Written problem »
Write out each entry again. Keep every word exactly as it is.

Listing »

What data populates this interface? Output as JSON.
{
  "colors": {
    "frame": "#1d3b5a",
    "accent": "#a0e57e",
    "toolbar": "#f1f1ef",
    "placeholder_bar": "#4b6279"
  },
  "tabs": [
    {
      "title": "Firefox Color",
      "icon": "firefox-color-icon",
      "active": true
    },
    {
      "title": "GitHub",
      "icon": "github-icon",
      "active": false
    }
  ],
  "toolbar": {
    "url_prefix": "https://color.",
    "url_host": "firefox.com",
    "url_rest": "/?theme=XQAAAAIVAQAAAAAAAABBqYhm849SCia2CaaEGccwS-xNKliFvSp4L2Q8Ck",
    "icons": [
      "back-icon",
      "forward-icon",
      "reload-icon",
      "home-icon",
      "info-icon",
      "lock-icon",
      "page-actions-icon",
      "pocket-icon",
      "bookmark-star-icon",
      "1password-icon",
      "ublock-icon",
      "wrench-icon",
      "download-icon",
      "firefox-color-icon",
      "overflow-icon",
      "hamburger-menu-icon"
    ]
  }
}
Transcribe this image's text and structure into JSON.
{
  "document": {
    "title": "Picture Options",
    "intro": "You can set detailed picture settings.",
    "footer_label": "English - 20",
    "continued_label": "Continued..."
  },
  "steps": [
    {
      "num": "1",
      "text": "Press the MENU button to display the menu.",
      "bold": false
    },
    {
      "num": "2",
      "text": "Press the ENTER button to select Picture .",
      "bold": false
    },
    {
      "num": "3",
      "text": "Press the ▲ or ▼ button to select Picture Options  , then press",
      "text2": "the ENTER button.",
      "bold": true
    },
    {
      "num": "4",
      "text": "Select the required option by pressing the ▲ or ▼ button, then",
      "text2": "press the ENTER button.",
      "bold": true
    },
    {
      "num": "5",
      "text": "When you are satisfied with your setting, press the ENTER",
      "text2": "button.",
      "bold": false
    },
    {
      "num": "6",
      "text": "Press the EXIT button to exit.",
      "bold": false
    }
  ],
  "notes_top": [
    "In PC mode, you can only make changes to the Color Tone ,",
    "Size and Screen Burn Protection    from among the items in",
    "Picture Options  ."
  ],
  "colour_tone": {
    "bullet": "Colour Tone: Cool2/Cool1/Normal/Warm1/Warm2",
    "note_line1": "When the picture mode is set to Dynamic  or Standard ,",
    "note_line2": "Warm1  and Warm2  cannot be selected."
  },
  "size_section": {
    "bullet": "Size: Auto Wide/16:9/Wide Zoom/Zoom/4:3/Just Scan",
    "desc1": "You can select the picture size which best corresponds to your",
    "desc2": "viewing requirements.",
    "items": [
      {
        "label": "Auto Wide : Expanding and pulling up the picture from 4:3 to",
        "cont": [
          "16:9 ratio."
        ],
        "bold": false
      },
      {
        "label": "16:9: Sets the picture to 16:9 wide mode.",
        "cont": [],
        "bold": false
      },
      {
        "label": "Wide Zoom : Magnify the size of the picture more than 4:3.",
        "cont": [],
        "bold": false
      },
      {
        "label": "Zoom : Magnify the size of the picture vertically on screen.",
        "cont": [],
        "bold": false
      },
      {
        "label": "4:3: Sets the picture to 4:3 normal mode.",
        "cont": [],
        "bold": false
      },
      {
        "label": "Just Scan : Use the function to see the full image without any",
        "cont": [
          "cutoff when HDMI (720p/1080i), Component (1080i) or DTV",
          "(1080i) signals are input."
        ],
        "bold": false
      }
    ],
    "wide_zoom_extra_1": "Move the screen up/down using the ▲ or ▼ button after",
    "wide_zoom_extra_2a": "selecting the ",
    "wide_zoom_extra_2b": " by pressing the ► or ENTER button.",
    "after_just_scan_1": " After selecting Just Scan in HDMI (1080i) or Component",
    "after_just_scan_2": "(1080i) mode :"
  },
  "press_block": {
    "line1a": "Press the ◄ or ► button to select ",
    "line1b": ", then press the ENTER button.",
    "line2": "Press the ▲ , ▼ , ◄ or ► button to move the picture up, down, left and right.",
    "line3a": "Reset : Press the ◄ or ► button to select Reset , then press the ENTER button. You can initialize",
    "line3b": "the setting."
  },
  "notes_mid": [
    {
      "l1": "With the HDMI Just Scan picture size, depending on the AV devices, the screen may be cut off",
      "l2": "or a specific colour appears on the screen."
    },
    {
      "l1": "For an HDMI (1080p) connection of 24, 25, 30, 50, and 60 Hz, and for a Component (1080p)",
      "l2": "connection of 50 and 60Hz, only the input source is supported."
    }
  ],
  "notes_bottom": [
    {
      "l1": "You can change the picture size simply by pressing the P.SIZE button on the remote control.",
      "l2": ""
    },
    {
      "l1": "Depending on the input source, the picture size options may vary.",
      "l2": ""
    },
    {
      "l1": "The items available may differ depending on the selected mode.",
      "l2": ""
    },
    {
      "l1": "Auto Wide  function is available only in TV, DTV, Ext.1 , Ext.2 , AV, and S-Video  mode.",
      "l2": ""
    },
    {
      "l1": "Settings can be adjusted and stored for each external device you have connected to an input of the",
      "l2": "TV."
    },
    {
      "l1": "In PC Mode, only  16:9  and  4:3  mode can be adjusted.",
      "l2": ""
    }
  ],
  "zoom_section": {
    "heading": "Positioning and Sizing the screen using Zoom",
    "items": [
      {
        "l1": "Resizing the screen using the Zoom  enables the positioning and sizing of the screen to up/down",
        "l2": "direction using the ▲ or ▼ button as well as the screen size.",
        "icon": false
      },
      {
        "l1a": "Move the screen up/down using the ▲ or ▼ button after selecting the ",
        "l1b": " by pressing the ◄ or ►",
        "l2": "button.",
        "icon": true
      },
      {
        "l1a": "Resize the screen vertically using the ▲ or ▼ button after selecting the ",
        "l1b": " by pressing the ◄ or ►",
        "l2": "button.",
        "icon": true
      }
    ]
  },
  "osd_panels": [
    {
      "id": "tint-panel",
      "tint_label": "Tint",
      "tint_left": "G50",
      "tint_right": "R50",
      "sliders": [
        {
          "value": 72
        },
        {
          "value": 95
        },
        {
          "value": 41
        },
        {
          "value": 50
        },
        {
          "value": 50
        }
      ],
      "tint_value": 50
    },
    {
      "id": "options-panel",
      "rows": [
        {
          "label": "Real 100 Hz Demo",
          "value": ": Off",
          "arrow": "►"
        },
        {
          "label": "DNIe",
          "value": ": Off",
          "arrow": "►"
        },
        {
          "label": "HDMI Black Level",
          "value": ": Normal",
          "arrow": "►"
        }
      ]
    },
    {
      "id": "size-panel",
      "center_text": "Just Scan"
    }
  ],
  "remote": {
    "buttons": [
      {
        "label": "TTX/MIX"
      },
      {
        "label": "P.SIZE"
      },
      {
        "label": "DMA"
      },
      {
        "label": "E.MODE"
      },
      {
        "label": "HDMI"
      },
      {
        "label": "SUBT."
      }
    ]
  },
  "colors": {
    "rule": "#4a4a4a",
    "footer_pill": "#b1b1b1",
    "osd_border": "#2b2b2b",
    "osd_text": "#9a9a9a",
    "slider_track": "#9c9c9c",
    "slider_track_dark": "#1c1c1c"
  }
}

Final result »
What data populates this interface? Output as JSON.
{
  "colors": {
    "frame": "#1d3b5a",
    "accent": "#a0e57e",
    "toolbar": "#f1f1ef",
    "placeholder_bar": "#4b6279"
  },
  "tabs": [
    {
      "title": "Firefox Color",
      "icon": "firefox-color-icon",
      "active": true
    },
    {
      "title": "GitHub",
      "icon": "github-icon",
      "active": false
    }
  ],
  "toolbar": {
    "url_prefix": "https://color.",
    "url_host": "firefox.com",
    "url_rest": "/?theme=XQAAAAIVAQAAAAAAAABBqYhm849SCia2CaaEGccwS-xNKliFvSp4L2Q8Ck",
    "icons": [
      "back-icon",
      "forward-icon",
      "reload-icon",
      "home-icon",
      "info-icon",
      "lock-icon",
      "page-actions-icon",
      "pocket-icon",
      "bookmark-star-icon",
      "1password-icon",
      "ublock-icon",
      "wrench-icon",
      "download-icon",
      "firefox-color-icon",
      "overflow-icon",
      "hamburger-menu-icon"
    ]
  }
}
Transcribe this image's text and structure into JSON.
{
  "document": {
    "title": "Picture Options",
    "intro": "You can set detailed picture settings.",
    "footer_label": "English - 20",
    "continued_label": "Continued..."
  },
  "steps": [
    {
      "num": "1",
      "text": "Press the MENU button to display the menu.",
      "bold": false
    },
    {
      "num": "2",
      "text": "Press the ENTER button to select Picture .",
      "bold": false
    },
    {
      "num": "3",
      "text": "Press the ▲ or ▼ button to select Picture Options  , then press",
      "text2": "the ENTER button.",
      "bold": true
    },
    {
      "num": "4",
      "text": "Select the required option by pressing the ▲ or ▼ button, then",
      "text2": "press the ENTER button.",
      "bold": true
    },
    {
      "num": "5",
      "text": "When you are satisfied with your setting, press the ENTER",
      "text2": "button.",
      "bold": false
    },
    {
      "num": "6",
      "text": "Press the EXIT button to exit.",
      "bold": false
    }
  ],
  "notes_top": [
    "In PC mode, you can only make changes to the Color Tone ,",
    "Size and Screen Burn Protection    from among the items in",
    "Picture Options  ."
  ],
  "colour_tone": {
    "bullet": "Colour Tone: Cool2/Cool1/Normal/Warm1/Warm2",
    "note_line1": "When the picture mode is set to Dynamic  or Standard ,",
    "note_line2": "Warm1  and Warm2  cannot be selected."
  },
  "size_section": {
    "bullet": "Size: Auto Wide/16:9/Wide Zoom/Zoom/4:3/Just Scan",
    "desc1": "You can select the picture size which best corresponds to your",
    "desc2": "viewing requirements.",
    "items": [
      {
        "label": "Auto Wide : Expanding and pulling up the picture from 4:3 to",
        "cont": [
          "16:9 ratio."
        ],
        "bold": false
      },
      {
        "label": "16:9: Sets the picture to 16:9 wide mode.",
        "cont": [],
        "bold": false
      },
      {
        "label": "Wide Zoom : Magnify the size of the picture more than 4:3.",
        "cont": [],
        "bold": false
      },
      {
        "label": "Zoom : Magnify the size of the picture vertically on screen.",
        "cont": [],
        "bold": false
      },
      {
        "label": "4:3: Sets the picture to 4:3 normal mode.",
        "cont": [],
        "bold": false
      },
      {
        "label": "Just Scan : Use the function to see the full image without any",
        "cont": [
          "cutoff when HDMI (720p/1080i), Component (1080i) or DTV",
          "(1080i) signals are input."
        ],
        "bold": false
      }
    ],
    "wide_zoom_extra_1": "Move the screen up/down using the ▲ or ▼ button after",
    "wide_zoom_extra_2a": "selecting the ",
    "wide_zoom_extra_2b": " by pressing the ► or ENTER button.",
    "after_just_scan_1": " After selecting Just Scan in HDMI (1080i) or Component",
    "after_just_scan_2": "(1080i) mode :"
  },
  "press_block": {
    "line1a": "Press the ◄ or ► button to select ",
    "line1b": ", then press the ENTER button.",
    "line2": "Press the ▲ , ▼ , ◄ or ► button to move the picture up, down, left and right.",
    "line3a": "Reset : Press the ◄ or ► button to select Reset , then press the ENTER button. You can initialize",
    "line3b": "the setting."
  },
  "notes_mid": [
    {
      "l1": "With the HDMI Just Scan picture size, depending on the AV devices, the screen may be cut off",
      "l2": "or a specific colour appears on the screen."
    },
    {
      "l1": "For an HDMI (1080p) connection of 24, 25, 30, 50, and 60 Hz, and for a Component (1080p)",
      "l2": "connection of 50 and 60Hz, only the input source is supported."
    }
  ],
  "notes_bottom": [
    {
      "l1": "You can change the picture size simply by pressing the P.SIZE button on the remote control.",
      "l2": ""
    },
    {
      "l1": "Depending on the input source, the picture size options may vary.",
      "l2": ""
    },
    {
      "l1": "The items available may differ depending on the selected mode.",
      "l2": ""
    },
    {
      "l1": "Auto Wide  function is available only in TV, DTV, Ext.1 , Ext.2 , AV, and S-Video  mode.",
      "l2": ""
    },
    {
      "l1": "Settings can be adjusted and stored for each external device you have connected to an input of the",
      "l2": "TV."
    },
    {
      "l1": "In PC Mode, only  16:9  and  4:3  mode can be adjusted.",
      "l2": ""
    }
  ],
  "zoom_section": {
    "heading": "Positioning and Sizing the screen using Zoom",
    "items": [
      {
        "l1": "Resizing the screen using the Zoom  enables the positioning and sizing of the screen to up/down",
        "l2": "direction using the ▲ or ▼ button as well as the screen size.",
        "icon": false
      },
      {
        "l1a": "Move the screen up/down using the ▲ or ▼ button after selecting the ",
        "l1b": " by pressing the ◄ or ►",
        "l2": "button.",
        "icon": true
      },
      {
        "l1a": "Resize the screen vertically using the ▲ or ▼ button after selecting the ",
        "l1b": " by pressing the ◄ or ►",
        "l2": "button.",
        "icon": true
      }
    ]
  },
  "osd_panels": [
    {
      "id": "tint-panel",
      "tint_label": "Tint",
      "tint_left": "G50",
      "tint_right": "R50",
      "sliders": [
        {
          "value": 72
        },
        {
          "value": 95
        },
        {
          "value": 41
        },
        {
          "value": 50
        },
        {
          "value": 50
        }
      ],
      "tint_value": 50
    },
    {
      "id": "options-panel",
      "rows": [
        {
          "label": "Real 100 Hz Demo",
          "value": ": Off",
          "arrow": "►"
        },
        {
          "label": "DNIe",
          "value": ": Off",
          "arrow": "►"
        },
        {
          "label": "HDMI Black Level",
          "value": ": Normal",
          "arrow": "►"
        }
      ]
    },
    {
      "id": "size-panel",
      "center_text": "Just Scan"
    }
  ],
  "remote": {
    "buttons": [
      {
        "label": "TTX/MIX"
      },
      {
        "label": "P.SIZE"
      },
      {
        "label": "DMA"
      },
      {
        "label": "E.MODE"
      },
      {
        "label": "HDMI"
      },
      {
        "label": "SUBT."
      }
    ]
  },
  "colors": {
    "rule": "#4a4a4a",
    "footer_pill": "#b1b1b1",
    "osd_border": "#2b2b2b",
    "osd_text": "#9a9a9a",
    "slider_track": "#9c9c9c",
    "slider_track_dark": "#1c1c1c"
  }
}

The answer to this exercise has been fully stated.